(Task instructions) Check each line of the entries below for the string "JSON" and state how many lines have it, with no other text.

(Material for this exercise)
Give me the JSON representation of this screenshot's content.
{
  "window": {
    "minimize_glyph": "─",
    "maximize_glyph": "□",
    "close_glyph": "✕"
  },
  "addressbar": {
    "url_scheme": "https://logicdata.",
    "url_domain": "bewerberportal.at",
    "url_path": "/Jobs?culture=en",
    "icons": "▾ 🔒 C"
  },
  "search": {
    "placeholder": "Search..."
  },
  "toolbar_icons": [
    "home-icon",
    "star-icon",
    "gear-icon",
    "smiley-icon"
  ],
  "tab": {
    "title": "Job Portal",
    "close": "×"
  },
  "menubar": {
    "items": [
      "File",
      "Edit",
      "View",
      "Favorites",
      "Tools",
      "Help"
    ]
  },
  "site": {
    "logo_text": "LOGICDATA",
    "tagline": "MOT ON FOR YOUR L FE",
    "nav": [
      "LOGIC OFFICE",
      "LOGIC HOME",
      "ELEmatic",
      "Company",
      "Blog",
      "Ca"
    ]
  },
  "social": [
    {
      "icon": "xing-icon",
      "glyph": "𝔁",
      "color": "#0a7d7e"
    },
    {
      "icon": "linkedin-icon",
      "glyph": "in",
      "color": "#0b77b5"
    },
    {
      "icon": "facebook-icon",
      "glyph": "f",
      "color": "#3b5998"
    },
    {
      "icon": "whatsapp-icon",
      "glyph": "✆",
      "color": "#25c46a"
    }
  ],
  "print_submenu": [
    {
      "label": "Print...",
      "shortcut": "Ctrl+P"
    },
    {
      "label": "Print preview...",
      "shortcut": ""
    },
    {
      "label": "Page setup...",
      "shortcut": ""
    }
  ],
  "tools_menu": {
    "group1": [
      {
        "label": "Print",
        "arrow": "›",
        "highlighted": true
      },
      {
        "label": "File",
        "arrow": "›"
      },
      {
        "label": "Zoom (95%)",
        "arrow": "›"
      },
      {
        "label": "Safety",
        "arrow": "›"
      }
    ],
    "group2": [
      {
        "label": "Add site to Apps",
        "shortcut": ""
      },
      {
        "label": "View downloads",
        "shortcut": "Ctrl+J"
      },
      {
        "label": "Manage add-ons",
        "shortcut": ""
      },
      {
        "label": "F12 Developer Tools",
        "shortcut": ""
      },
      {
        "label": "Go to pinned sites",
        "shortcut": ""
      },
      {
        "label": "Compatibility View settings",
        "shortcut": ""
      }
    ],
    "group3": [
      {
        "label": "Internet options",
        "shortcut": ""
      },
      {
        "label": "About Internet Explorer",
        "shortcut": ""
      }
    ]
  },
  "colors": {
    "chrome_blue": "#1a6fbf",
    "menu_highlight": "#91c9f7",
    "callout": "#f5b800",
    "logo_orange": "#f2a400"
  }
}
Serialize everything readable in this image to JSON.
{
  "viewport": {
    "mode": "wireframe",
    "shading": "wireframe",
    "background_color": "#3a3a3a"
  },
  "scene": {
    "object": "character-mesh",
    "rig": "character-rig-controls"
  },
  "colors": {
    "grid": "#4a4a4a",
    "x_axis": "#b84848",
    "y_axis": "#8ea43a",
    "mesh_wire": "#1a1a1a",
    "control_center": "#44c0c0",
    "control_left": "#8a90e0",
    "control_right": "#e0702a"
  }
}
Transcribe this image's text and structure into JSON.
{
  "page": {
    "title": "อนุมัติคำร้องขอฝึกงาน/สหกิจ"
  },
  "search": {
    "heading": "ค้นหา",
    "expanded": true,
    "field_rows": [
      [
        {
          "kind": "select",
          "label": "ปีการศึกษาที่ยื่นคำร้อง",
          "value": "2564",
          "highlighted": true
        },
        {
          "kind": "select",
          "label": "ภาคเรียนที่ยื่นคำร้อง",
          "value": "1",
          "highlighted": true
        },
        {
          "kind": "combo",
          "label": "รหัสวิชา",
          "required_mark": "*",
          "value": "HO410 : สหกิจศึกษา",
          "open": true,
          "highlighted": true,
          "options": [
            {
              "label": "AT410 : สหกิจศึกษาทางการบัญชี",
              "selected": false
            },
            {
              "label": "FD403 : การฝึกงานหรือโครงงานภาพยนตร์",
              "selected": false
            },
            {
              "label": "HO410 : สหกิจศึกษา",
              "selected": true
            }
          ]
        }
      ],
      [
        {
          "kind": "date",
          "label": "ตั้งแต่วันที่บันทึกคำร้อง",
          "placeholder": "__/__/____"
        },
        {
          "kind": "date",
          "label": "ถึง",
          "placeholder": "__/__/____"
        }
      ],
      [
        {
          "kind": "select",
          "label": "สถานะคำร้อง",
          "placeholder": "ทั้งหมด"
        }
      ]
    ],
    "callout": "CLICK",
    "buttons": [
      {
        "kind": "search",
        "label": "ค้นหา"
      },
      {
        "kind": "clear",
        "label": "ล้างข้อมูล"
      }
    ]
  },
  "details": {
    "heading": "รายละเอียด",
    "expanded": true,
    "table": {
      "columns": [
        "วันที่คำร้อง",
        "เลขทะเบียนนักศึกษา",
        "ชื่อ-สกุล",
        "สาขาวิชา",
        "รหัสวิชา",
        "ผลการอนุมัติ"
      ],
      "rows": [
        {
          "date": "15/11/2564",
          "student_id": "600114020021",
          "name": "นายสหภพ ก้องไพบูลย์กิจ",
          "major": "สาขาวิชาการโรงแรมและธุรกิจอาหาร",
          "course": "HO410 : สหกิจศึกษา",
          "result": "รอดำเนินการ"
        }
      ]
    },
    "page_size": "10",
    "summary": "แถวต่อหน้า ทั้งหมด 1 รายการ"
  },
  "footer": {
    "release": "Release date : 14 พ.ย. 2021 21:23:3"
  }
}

(Task result) 3